Output all of the records exactly as written.

Data shown
● ● ● ●

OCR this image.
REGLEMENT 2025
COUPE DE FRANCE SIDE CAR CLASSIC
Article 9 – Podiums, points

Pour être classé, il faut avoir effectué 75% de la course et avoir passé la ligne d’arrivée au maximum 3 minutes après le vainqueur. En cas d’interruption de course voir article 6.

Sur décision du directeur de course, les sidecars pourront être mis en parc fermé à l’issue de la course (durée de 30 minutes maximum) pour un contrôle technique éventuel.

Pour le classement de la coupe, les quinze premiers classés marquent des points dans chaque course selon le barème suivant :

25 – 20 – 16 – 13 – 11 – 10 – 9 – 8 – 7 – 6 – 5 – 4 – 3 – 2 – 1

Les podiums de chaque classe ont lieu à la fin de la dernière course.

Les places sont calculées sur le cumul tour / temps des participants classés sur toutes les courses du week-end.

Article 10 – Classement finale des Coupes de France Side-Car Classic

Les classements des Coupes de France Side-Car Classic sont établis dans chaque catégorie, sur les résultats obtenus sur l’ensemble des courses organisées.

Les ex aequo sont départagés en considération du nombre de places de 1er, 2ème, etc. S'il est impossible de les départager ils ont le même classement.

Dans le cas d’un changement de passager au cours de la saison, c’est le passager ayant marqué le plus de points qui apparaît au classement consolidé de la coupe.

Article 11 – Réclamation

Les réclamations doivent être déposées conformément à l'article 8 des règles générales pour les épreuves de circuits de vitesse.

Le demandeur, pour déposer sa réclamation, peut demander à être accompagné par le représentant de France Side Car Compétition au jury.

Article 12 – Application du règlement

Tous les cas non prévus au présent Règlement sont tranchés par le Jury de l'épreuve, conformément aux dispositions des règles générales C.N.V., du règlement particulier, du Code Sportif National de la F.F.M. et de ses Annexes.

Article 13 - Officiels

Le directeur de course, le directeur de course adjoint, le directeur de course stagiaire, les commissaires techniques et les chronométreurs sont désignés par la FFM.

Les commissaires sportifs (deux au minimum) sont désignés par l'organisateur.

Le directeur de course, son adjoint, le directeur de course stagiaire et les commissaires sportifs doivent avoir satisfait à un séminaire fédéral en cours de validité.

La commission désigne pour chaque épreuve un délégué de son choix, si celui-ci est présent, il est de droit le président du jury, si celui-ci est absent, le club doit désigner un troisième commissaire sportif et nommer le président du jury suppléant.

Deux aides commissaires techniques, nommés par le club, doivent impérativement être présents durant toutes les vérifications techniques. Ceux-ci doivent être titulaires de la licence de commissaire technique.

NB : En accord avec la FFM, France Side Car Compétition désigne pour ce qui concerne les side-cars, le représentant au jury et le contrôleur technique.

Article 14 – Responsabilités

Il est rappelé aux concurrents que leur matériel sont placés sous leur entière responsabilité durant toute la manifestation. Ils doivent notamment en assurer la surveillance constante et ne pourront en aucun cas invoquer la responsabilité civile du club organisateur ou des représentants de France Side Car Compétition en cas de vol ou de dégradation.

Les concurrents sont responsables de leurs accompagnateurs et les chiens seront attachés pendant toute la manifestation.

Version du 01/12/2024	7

● ● ● ●

Final result
OCR this image.
REGLEMENT 2025
COUPE DE FRANCE SIDE CAR CLASSIC
Article 9 – Podiums, points

Pour être classé, il faut avoir effectué 75% de la course et avoir passé la ligne d’arrivée au maximum 3 minutes après le vainqueur. En cas d’interruption de course voir article 6.

Sur décision du directeur de course, les sidecars pourront être mis en parc fermé à l’issue de la course (durée de 30 minutes maximum) pour un contrôle technique éventuel.

Pour le classement de la coupe, les quinze premiers classés marquent des points dans chaque course selon le barème suivant :

25 – 20 – 16 – 13 – 11 – 10 – 9 – 8 – 7 – 6 – 5 – 4 – 3 – 2 – 1

Les podiums de chaque classe ont lieu à la fin de la dernière course.

Les places sont calculées sur le cumul tour / temps des participants classés sur toutes les courses du week-end.

Article 10 – Classement finale des Coupes de France Side-Car Classic

Les classements des Coupes de France Side-Car Classic sont établis dans chaque catégorie, sur les résultats obtenus sur l’ensemble des courses organisées.

Les ex aequo sont départagés en considération du nombre de places de 1er, 2ème, etc. S'il est impossible de les départager ils ont le même classement.

Dans le cas d’un changement de passager au cours de la saison, c’est le passager ayant marqué le plus de points qui apparaît au classement consolidé de la coupe.

Article 11 – Réclamation

Les réclamations doivent être déposées conformément à l'article 8 des règles générales pour les épreuves de circuits de vitesse.

Le demandeur, pour déposer sa réclamation, peut demander à être accompagné par le représentant de France Side Car Compétition au jury.

Article 12 – Application du règlement

Tous les cas non prévus au présent Règlement sont tranchés par le Jury de l'épreuve, conformément aux dispositions des règles générales C.N.V., du règlement particulier, du Code Sportif National de la F.F.M. et de ses Annexes.

Article 13 - Officiels

Le directeur de course, le directeur de course adjoint, le directeur de course stagiaire, les commissaires techniques et les chronométreurs sont désignés par la FFM.

Les commissaires sportifs (deux au minimum) sont désignés par l'organisateur.

Le directeur de course, son adjoint, le directeur de course stagiaire et les commissaires sportifs doivent avoir satisfait à un séminaire fédéral en cours de validité.

La commission désigne pour chaque épreuve un délégué de son choix, si celui-ci est présent, il est de droit le président du jury, si celui-ci est absent, le club doit désigner un troisième commissaire sportif et nommer le président du jury suppléant.

Deux aides commissaires techniques, nommés par le club, doivent impérativement être présents durant toutes les vérifications techniques. Ceux-ci doivent être titulaires de la licence de commissaire technique.

NB : En accord avec la FFM, France Side Car Compétition désigne pour ce qui concerne les side-cars, le représentant au jury et le contrôleur technique.

Article 14 – Responsabilités

Il est rappelé aux concurrents que leur matériel sont placés sous leur entière responsabilité durant toute la manifestation. Ils doivent notamment en assurer la surveillance constante et ne pourront en aucun cas invoquer la responsabilité civile du club organisateur ou des représentants de France Side Car Compétition en cas de vol ou de dégradation.

Les concurrents sont responsables de leurs accompagnateurs et les chiens seront attachés pendant toute la manifestation.

Version du 01/12/2024	7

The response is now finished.